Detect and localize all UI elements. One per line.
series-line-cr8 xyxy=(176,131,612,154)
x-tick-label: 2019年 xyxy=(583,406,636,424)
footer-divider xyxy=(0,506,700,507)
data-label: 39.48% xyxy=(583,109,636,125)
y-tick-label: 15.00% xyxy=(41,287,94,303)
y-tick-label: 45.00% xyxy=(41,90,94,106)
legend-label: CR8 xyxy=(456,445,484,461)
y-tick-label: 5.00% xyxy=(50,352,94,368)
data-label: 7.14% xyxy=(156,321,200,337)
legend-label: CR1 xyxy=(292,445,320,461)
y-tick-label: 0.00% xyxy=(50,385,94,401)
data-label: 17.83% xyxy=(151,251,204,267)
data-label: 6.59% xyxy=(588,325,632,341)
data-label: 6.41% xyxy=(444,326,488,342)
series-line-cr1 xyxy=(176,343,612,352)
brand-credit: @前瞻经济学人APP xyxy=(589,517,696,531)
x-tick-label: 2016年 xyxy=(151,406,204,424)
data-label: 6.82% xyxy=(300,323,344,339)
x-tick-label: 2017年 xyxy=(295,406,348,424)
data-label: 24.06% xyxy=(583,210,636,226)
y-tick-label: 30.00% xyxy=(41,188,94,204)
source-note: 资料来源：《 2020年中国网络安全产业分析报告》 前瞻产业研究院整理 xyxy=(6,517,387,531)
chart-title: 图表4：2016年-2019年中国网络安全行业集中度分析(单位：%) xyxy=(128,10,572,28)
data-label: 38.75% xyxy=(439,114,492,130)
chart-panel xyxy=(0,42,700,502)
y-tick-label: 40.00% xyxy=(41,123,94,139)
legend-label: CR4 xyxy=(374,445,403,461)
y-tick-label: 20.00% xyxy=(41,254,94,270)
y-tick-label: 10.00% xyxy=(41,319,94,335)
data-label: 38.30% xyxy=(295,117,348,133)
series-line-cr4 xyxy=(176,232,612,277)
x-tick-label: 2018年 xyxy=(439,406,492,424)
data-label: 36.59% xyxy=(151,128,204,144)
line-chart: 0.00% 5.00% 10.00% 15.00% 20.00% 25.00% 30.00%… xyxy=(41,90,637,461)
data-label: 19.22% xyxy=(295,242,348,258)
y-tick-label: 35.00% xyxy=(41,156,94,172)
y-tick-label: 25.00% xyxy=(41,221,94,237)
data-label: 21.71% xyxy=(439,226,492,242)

# [Given problem]
Reproduce the data above word for word, from its first line down to and including the line that holds "data-label: 6.59% xyxy=(588,325,632,341)".

# [Problem solution]
Detect and localize all UI elements. One per line.
series-line-cr8 xyxy=(176,131,612,154)
x-tick-label: 2019年 xyxy=(583,406,636,424)
footer-divider xyxy=(0,506,700,507)
data-label: 39.48% xyxy=(583,109,636,125)
y-tick-label: 15.00% xyxy=(41,287,94,303)
y-tick-label: 45.00% xyxy=(41,90,94,106)
legend-label: CR8 xyxy=(456,445,484,461)
y-tick-label: 5.00% xyxy=(50,352,94,368)
data-label: 7.14% xyxy=(156,321,200,337)
legend-label: CR1 xyxy=(292,445,320,461)
y-tick-label: 0.00% xyxy=(50,385,94,401)
data-label: 17.83% xyxy=(151,251,204,267)
data-label: 6.59% xyxy=(588,325,632,341)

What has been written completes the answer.